◆ **TASK PROMPT**: What is the number of lines in the data that hold the string "marker"? Reply with that number only.

◆ **INPUT FOR THIS TASK**:

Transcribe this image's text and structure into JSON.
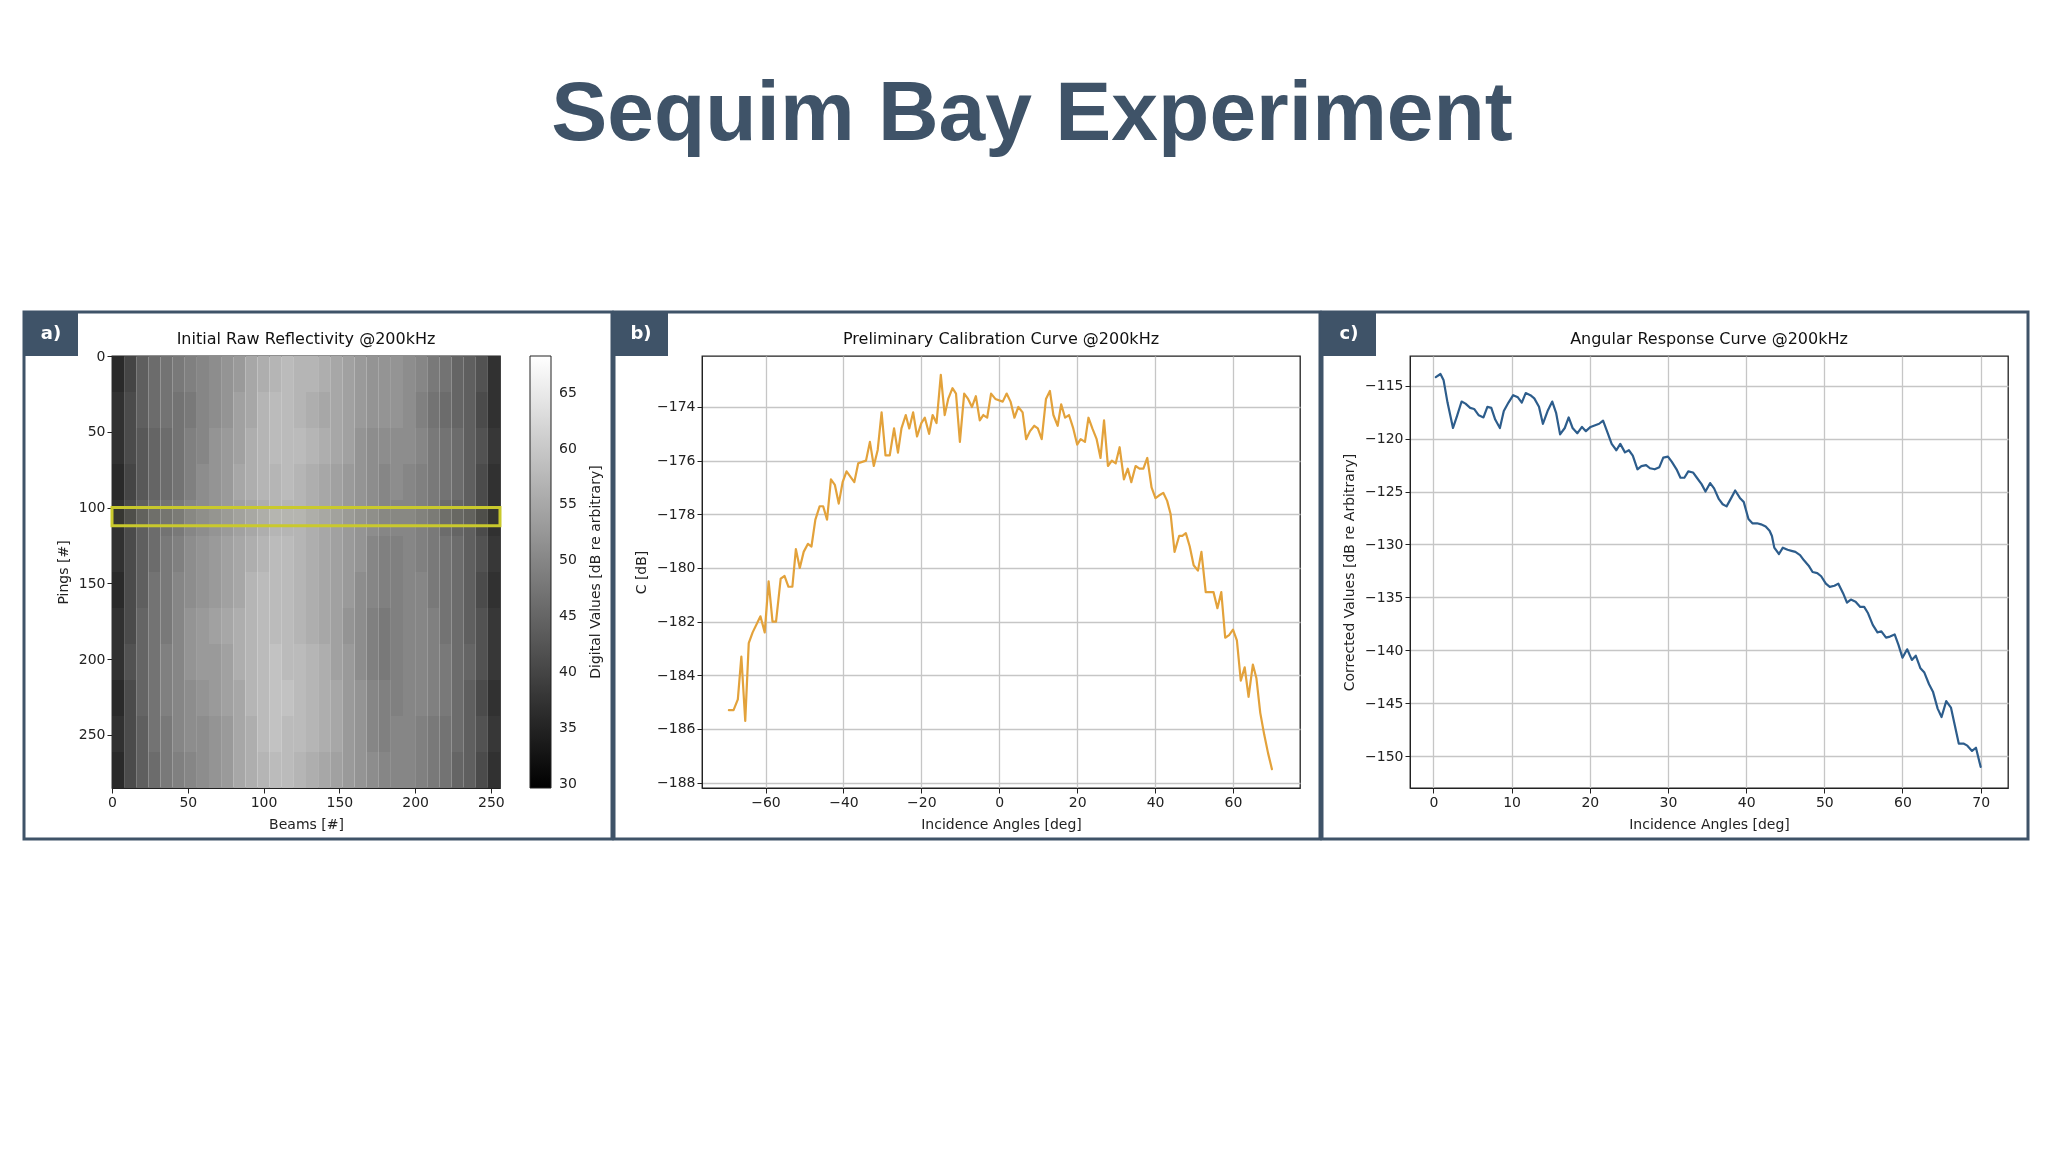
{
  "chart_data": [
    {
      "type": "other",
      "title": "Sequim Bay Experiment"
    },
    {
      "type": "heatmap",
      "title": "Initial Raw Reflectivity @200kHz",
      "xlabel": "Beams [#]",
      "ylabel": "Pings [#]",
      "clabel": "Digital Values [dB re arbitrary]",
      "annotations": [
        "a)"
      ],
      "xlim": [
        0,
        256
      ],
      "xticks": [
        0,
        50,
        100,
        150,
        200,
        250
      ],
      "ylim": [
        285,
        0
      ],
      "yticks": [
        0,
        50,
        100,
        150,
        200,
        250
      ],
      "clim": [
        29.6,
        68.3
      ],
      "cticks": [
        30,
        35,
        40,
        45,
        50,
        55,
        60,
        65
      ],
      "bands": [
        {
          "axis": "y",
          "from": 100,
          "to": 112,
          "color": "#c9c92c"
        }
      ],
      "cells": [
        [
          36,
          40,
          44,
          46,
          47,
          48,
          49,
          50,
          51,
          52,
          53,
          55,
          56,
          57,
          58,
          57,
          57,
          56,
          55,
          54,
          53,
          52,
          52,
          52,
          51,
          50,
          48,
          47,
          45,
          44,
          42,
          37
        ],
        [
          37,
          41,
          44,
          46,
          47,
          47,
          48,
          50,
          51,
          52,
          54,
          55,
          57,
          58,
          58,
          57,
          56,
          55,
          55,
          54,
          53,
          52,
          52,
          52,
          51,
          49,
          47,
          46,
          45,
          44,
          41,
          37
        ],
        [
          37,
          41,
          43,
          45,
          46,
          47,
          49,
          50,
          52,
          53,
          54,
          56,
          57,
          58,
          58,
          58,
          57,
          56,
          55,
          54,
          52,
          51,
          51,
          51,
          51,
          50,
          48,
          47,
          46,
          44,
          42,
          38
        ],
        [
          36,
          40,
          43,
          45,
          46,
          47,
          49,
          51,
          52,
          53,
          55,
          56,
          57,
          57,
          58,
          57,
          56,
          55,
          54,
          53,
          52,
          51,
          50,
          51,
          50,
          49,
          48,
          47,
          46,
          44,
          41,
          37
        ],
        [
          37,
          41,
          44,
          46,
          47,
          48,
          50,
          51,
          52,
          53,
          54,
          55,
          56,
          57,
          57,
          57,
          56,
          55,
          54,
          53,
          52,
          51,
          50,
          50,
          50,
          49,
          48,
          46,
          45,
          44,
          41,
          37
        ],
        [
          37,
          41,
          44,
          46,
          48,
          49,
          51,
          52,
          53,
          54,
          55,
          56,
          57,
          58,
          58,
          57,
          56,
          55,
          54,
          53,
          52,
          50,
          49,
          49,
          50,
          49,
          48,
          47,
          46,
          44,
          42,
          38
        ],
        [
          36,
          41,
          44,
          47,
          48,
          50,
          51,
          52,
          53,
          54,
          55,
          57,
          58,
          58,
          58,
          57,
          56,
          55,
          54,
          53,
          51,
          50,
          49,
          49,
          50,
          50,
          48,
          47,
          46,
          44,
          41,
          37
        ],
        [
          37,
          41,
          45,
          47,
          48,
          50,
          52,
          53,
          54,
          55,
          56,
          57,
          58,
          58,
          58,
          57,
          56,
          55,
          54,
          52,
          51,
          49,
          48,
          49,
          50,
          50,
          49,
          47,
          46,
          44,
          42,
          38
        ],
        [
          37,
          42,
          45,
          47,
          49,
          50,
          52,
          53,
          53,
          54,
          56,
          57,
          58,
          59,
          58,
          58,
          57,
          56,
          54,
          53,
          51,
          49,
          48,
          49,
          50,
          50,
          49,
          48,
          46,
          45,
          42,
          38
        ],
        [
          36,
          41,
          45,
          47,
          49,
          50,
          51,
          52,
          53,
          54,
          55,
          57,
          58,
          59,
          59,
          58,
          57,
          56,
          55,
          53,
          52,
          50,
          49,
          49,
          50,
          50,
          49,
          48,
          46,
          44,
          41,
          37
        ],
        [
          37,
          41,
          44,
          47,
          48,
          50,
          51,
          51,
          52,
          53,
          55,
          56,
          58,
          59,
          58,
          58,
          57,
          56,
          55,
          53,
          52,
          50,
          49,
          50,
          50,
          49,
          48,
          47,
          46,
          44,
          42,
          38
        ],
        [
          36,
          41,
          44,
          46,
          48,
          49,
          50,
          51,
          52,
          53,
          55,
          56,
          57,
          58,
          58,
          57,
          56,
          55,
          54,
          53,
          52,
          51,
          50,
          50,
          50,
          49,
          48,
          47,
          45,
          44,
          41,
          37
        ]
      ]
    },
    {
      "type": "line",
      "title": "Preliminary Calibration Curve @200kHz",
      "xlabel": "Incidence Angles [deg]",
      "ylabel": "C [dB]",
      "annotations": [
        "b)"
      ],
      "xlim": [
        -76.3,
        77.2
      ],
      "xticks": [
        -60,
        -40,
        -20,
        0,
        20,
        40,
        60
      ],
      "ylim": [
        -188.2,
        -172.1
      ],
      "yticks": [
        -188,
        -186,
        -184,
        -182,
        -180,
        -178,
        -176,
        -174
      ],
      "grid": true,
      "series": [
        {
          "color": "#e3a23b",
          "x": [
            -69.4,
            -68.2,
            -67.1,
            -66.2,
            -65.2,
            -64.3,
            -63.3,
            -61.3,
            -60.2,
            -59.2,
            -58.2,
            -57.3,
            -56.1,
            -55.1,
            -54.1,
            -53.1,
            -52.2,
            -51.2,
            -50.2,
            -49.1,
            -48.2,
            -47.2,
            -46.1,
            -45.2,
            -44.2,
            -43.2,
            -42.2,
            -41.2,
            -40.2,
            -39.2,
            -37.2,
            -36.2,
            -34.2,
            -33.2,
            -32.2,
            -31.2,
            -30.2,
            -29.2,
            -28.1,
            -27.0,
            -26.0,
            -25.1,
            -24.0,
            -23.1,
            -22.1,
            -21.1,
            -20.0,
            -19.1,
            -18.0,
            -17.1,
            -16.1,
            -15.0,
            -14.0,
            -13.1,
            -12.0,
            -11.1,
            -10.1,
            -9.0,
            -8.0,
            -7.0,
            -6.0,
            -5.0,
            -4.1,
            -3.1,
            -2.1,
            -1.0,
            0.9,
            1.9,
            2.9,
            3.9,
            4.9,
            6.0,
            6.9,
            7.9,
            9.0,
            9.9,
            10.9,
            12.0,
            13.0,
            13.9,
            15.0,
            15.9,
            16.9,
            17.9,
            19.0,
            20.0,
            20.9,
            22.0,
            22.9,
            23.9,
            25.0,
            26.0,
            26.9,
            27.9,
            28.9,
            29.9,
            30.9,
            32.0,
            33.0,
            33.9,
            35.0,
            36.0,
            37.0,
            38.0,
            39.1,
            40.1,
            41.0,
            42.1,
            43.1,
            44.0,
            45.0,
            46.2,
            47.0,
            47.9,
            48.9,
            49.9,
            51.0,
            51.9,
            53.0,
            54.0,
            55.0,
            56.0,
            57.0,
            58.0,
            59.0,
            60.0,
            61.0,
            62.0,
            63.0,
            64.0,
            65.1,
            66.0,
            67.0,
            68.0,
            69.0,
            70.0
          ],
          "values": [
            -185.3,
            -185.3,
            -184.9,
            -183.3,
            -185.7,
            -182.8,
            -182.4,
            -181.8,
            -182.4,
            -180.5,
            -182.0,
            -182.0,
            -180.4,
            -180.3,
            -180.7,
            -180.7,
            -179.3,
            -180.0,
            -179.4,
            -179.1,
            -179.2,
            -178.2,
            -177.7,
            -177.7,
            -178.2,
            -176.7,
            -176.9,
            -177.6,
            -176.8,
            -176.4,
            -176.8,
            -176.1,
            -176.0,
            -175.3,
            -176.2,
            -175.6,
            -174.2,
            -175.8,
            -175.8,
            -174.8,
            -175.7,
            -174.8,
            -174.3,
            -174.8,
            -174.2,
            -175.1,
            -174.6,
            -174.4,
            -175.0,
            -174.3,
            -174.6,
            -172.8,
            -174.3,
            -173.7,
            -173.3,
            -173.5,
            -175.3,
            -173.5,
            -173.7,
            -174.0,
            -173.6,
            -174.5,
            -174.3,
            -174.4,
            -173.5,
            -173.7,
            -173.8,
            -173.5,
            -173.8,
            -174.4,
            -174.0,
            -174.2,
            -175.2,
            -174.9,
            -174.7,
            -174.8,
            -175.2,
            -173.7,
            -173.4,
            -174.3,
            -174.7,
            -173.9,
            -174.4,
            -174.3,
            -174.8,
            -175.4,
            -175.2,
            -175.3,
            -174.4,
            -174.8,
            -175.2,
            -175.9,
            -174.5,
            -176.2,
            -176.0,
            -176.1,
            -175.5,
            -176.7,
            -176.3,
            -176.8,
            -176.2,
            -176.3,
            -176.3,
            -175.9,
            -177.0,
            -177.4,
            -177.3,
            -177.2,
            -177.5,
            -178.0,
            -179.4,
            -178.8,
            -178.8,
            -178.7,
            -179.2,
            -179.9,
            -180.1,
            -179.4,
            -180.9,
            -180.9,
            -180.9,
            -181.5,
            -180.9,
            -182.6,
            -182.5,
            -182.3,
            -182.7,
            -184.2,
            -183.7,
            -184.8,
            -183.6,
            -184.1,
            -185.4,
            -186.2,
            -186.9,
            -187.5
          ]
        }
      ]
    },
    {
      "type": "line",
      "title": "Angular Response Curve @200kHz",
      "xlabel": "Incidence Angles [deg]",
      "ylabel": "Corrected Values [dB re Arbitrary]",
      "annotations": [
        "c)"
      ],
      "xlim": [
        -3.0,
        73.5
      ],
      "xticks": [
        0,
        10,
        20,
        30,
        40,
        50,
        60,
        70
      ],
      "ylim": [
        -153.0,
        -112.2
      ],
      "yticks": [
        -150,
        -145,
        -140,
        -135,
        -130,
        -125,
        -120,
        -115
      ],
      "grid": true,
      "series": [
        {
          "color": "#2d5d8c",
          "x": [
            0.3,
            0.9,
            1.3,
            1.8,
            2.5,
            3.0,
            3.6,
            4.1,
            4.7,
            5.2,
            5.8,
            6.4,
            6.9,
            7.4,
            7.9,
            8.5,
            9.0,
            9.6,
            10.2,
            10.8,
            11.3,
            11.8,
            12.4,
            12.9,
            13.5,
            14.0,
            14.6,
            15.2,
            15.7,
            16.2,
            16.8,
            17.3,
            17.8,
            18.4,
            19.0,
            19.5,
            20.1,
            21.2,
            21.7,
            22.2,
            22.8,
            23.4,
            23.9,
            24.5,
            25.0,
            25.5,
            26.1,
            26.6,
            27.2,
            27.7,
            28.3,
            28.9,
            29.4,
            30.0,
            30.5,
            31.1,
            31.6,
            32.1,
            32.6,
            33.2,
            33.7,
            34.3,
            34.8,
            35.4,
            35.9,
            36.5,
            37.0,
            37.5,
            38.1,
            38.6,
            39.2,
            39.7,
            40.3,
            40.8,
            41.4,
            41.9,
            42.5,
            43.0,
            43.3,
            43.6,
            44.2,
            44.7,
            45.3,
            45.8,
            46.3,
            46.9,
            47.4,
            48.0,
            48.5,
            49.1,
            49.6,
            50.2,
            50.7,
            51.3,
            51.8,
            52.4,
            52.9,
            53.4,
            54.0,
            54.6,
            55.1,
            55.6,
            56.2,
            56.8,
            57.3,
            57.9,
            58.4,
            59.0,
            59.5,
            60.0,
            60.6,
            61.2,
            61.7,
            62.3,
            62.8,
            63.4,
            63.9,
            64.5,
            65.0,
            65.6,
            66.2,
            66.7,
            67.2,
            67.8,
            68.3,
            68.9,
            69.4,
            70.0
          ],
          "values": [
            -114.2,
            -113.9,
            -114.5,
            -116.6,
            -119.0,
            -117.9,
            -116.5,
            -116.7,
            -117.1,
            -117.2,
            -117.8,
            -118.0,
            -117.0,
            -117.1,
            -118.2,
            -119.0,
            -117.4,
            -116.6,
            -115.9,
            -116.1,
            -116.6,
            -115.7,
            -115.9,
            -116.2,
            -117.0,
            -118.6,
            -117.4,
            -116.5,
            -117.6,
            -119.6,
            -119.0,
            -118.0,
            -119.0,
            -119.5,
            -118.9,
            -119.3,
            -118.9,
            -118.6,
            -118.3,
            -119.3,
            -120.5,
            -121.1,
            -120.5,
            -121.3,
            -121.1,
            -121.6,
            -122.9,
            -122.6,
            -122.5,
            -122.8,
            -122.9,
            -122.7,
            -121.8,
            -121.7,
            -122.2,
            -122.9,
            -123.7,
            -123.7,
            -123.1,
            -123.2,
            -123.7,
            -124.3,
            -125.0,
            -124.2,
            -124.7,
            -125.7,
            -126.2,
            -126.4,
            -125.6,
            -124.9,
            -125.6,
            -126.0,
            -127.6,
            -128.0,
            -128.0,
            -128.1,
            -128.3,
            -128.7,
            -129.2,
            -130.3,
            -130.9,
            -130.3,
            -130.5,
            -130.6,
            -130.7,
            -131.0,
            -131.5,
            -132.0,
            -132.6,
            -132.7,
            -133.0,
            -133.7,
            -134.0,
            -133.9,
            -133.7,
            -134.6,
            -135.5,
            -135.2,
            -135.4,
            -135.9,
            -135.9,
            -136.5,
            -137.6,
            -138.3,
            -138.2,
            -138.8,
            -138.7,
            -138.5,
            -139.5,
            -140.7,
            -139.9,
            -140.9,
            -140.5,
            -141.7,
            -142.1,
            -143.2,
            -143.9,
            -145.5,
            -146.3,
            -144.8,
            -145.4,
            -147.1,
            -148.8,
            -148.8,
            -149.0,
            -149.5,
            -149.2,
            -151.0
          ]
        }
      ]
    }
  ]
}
* * *
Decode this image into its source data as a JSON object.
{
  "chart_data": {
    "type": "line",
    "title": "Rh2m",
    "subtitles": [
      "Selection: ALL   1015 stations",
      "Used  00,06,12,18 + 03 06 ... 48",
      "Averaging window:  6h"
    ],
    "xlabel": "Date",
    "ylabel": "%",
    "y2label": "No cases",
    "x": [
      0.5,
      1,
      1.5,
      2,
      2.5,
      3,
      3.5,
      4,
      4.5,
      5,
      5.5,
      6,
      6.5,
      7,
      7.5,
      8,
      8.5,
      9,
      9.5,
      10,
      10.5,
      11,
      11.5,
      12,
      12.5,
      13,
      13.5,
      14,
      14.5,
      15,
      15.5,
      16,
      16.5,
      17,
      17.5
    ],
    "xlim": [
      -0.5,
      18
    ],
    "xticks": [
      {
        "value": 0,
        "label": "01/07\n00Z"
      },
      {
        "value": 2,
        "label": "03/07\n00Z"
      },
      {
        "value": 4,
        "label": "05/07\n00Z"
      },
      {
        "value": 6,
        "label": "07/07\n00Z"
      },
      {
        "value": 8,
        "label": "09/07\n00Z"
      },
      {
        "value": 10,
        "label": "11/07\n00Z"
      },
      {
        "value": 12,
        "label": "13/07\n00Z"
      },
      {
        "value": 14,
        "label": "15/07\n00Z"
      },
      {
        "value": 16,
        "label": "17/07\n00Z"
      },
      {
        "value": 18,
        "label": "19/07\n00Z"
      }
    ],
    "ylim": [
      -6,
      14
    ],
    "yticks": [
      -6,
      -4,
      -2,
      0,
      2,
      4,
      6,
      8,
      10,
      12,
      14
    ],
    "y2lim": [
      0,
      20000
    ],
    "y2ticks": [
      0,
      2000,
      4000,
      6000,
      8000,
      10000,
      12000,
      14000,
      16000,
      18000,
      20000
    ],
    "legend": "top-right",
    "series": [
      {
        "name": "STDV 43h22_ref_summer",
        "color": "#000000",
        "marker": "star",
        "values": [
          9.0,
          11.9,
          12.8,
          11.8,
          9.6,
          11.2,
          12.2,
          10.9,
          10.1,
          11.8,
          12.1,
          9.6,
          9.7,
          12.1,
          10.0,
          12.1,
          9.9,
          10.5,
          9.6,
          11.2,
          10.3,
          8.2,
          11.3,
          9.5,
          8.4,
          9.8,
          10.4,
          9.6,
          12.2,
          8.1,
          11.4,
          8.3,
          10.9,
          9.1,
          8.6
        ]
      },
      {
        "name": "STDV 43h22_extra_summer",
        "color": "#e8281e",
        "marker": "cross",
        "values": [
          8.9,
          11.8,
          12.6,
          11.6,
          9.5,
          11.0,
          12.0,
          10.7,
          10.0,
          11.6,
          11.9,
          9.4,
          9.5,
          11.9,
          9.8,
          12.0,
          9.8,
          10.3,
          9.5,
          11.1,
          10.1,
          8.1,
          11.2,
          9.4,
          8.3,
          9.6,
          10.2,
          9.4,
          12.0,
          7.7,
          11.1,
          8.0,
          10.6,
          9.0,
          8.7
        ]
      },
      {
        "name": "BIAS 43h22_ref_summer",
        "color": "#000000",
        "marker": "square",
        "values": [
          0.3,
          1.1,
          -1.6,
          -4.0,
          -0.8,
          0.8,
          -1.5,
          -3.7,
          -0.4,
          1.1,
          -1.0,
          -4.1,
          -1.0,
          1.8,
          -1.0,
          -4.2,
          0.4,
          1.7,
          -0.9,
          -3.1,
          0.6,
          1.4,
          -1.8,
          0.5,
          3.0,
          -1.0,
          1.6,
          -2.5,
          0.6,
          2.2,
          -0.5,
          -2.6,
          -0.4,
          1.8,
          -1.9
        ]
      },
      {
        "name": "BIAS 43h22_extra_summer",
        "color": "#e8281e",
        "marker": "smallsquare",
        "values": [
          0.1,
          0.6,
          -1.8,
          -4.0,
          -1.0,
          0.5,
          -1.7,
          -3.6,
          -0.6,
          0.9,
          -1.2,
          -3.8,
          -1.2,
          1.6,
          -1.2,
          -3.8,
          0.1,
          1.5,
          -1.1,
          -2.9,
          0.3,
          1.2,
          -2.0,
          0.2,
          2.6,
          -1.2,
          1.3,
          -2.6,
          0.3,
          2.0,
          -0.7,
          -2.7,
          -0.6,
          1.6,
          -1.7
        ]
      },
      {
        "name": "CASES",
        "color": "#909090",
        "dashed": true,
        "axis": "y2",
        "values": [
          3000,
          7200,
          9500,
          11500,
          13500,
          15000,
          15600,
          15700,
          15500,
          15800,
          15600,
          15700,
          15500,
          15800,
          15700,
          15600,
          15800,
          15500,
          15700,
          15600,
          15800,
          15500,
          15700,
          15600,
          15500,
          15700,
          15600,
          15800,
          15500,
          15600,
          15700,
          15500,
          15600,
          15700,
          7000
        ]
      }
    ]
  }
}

◆ **EXERCISE RESPONSE**: 4